Эли Шехтман

Обновлено: июнь 1

(08. 08. 1908—01. 01. 1996, Израиль)


Борис Сандлер


Эли Шехтман родился в местечке Васьковичи (Полесье, Украина). Рос он в традиционной еврейской семье. Учился в хедере, затем - в житомирской иешивe, а после смерти матери, ещё будучи подростком, нанялся на работу. Как и многие его ровесники, он был подхвачен революционным ветром, увлечён идеей построения мира справедливости и социализма.

В 1928 году в журнале «Ди ройтэ вэлт», были напечатаны два его стихотворения из цикла אין שפּיל פֿון שנייען (Ин шпил фун шнэйэн—В игре снегов). В 1929 году Э.Шехтман поступил на литературный факультет еврейского отделения Одесского педагогического института, который окончил в 1933 году. Затем он перебрался в Харьков, тогдашнюю столицу Украины. Видные еврейские писатели, жившие там, знали молодого прозаика по его книгам: אויפֿן שיידוועג (Ойфн шейдвэг—На распутье, Харьков, 1930), состоящую из семи рассказов, и פֿאַראַקערטע מעזשעס (Фаракертэ межэс—Вспаханные межи, Харьков-Киев, 1932).

■ **ЗАДАНИЕ 1**: Почему, согласно отрывку об Эли Шехтмане, видные еврейские писатели Харькова уже знали молодого прозаика, когда он туда перебрался?
■ **ЗАДАНИЕ 2**:
Ответьте по отрывку об Эли Шехтмане:
(а) В каком местечке он родился?
(б) В каком журнале в 1928 году напечатали два его стихотворения?
(в) В каком году он окончил Одесский педагогический институт?

■ **ПРЕДОСТАВЛЕННЫЕ ДАННЫЕ**:
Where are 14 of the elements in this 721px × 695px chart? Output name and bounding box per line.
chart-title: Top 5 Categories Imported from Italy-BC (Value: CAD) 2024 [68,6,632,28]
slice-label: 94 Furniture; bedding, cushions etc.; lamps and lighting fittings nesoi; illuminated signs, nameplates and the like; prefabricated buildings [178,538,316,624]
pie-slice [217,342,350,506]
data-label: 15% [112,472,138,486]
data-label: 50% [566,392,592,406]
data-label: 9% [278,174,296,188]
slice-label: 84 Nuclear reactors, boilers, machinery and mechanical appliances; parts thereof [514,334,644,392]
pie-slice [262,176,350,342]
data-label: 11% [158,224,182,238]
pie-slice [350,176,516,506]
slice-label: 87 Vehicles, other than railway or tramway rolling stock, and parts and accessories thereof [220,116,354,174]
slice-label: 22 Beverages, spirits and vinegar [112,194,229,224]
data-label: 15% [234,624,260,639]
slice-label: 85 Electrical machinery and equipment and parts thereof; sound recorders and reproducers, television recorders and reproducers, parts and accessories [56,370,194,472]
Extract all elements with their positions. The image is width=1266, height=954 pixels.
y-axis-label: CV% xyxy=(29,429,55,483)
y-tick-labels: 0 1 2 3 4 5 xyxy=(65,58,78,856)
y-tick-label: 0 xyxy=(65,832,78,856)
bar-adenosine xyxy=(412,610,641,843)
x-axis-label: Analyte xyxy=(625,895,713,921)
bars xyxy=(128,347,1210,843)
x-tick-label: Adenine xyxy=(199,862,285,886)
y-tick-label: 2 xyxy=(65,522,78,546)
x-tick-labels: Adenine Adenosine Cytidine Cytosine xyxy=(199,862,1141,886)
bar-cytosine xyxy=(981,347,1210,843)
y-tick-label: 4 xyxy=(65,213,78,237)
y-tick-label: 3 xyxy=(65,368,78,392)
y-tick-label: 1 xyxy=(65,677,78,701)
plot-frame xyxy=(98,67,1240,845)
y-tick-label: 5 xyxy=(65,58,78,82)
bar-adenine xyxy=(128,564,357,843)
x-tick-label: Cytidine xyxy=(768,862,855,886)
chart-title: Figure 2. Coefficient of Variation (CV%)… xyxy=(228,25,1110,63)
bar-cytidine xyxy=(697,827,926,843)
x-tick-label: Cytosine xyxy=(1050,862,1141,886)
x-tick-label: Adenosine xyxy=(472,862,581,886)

■ **ПОЛНЫЙ ОТВЕТ 1**: Они знали его по его книгам. Это «На распутье» (Харьков, 1930), сборник из семи рассказов, и «Вспаханные межи» (Харьков-Киев, 1932).

■ **ПОЛНЫЙ ОТВЕТ 2**:
(а) В местечке Васьковичи (Полесье, Украина).
(б) В журнале «Ди ройтэ вэлт».
(в) В 1933 году.